◆ INSTRUCTIONS FOR THE TASK
Every entry that follows is to be duplicated exactly.
=====
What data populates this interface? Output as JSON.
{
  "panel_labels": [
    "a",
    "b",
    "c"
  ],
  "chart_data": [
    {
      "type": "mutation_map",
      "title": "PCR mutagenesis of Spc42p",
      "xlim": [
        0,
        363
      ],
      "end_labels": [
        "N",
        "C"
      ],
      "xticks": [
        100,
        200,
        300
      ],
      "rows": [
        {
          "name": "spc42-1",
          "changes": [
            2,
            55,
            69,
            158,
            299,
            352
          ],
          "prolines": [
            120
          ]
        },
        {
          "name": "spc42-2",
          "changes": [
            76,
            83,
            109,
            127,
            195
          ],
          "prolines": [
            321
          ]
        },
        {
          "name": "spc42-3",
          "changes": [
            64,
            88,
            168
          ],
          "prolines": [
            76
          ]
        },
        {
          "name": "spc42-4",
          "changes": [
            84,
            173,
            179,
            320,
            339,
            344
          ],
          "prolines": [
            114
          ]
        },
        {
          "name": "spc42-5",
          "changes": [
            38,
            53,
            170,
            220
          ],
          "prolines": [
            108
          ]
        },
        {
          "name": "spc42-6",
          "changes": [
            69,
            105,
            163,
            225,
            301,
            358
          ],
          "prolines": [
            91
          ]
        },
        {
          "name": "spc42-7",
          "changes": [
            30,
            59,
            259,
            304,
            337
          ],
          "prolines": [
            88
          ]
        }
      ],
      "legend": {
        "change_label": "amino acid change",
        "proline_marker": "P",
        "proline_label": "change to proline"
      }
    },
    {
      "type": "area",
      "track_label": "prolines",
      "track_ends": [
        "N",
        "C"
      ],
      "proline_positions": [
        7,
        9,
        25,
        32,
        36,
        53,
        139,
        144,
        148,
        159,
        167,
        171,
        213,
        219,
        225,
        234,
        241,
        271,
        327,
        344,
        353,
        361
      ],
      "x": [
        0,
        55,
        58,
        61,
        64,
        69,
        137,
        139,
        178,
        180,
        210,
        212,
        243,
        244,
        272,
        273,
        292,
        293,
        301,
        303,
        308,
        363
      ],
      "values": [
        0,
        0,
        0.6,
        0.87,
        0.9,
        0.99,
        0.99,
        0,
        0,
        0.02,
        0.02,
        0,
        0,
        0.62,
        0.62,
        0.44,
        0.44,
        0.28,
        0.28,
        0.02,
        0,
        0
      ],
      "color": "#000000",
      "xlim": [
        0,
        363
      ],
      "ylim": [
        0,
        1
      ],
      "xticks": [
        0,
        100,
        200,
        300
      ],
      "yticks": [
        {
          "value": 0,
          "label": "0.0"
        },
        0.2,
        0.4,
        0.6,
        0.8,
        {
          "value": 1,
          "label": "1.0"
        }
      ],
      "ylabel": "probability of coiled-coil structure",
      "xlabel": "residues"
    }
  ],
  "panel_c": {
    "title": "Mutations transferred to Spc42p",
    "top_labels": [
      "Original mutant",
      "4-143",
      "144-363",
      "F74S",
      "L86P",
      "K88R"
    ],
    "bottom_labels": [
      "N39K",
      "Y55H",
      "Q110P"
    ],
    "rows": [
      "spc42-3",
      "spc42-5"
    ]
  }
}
=====
◆ YOUR RESPONSE
What data populates this interface? Output as JSON.
{
  "panel_labels": [
    "a",
    "b",
    "c"
  ],
  "chart_data": [
    {
      "type": "mutation_map",
      "title": "PCR mutagenesis of Spc42p",
      "xlim": [
        0,
        363
      ],
      "end_labels": [
        "N",
        "C"
      ],
      "xticks": [
        100,
        200,
        300
      ],
      "rows": [
        {
          "name": "spc42-1",
          "changes": [
            2,
            55,
            69,
            158,
            299,
            352
          ],
          "prolines": [
            120
          ]
        },
        {
          "name": "spc42-2",
          "changes": [
            76,
            83,
            109,
            127,
            195
          ],
          "prolines": [
            321
          ]
        },
        {
          "name": "spc42-3",
          "changes": [
            64,
            88,
            168
          ],
          "prolines": [
            76
          ]
        },
        {
          "name": "spc42-4",
          "changes": [
            84,
            173,
            179,
            320,
            339,
            344
          ],
          "prolines": [
            114
          ]
        },
        {
          "name": "spc42-5",
          "changes": [
            38,
            53,
            170,
            220
          ],
          "prolines": [
            108
          ]
        },
        {
          "name": "spc42-6",
          "changes": [
            69,
            105,
            163,
            225,
            301,
            358
          ],
          "prolines": [
            91
          ]
        },
        {
          "name": "spc42-7",
          "changes": [
            30,
            59,
            259,
            304,
            337
          ],
          "prolines": [
            88
          ]
        }
      ],
      "legend": {
        "change_label": "amino acid change",
        "proline_marker": "P",
        "proline_label": "change to proline"
      }
    },
    {
      "type": "area",
      "track_label": "prolines",
      "track_ends": [
        "N",
        "C"
      ],
      "proline_positions": [
        7,
        9,
        25,
        32,
        36,
        53,
        139,
        144,
        148,
        159,
        167,
        171,
        213,
        219,
        225,
        234,
        241,
        271,
        327,
        344,
        353,
        361
      ],
      "x": [
        0,
        55,
        58,
        61,
        64,
        69,
        137,
        139,
        178,
        180,
        210,
        212,
        243,
        244,
        272,
        273,
        292,
        293,
        301,
        303,
        308,
        363
      ],
      "values": [
        0,
        0,
        0.6,
        0.87,
        0.9,
        0.99,
        0.99,
        0,
        0,
        0.02,
        0.02,
        0,
        0,
        0.62,
        0.62,
        0.44,
        0.44,
        0.28,
        0.28,
        0.02,
        0,
        0
      ],
      "color": "#000000",
      "xlim": [
        0,
        363
      ],
      "ylim": [
        0,
        1
      ],
      "xticks": [
        0,
        100,
        200,
        300
      ],
      "yticks": [
        {
          "value": 0,
          "label": "0.0"
        },
        0.2,
        0.4,
        0.6,
        0.8,
        {
          "value": 1,
          "label": "1.0"
        }
      ],
      "ylabel": "probability of coiled-coil structure",
      "xlabel": "residues"
    }
  ],
  "panel_c": {
    "title": "Mutations transferred to Spc42p",
    "top_labels": [
      "Original mutant",
      "4-143",
      "144-363",
      "F74S",
      "L86P",
      "K88R"
    ],
    "bottom_labels": [
      "N39K",
      "Y55H",
      "Q110P"
    ],
    "rows": [
      "spc42-3",
      "spc42-5"
    ]
  }
}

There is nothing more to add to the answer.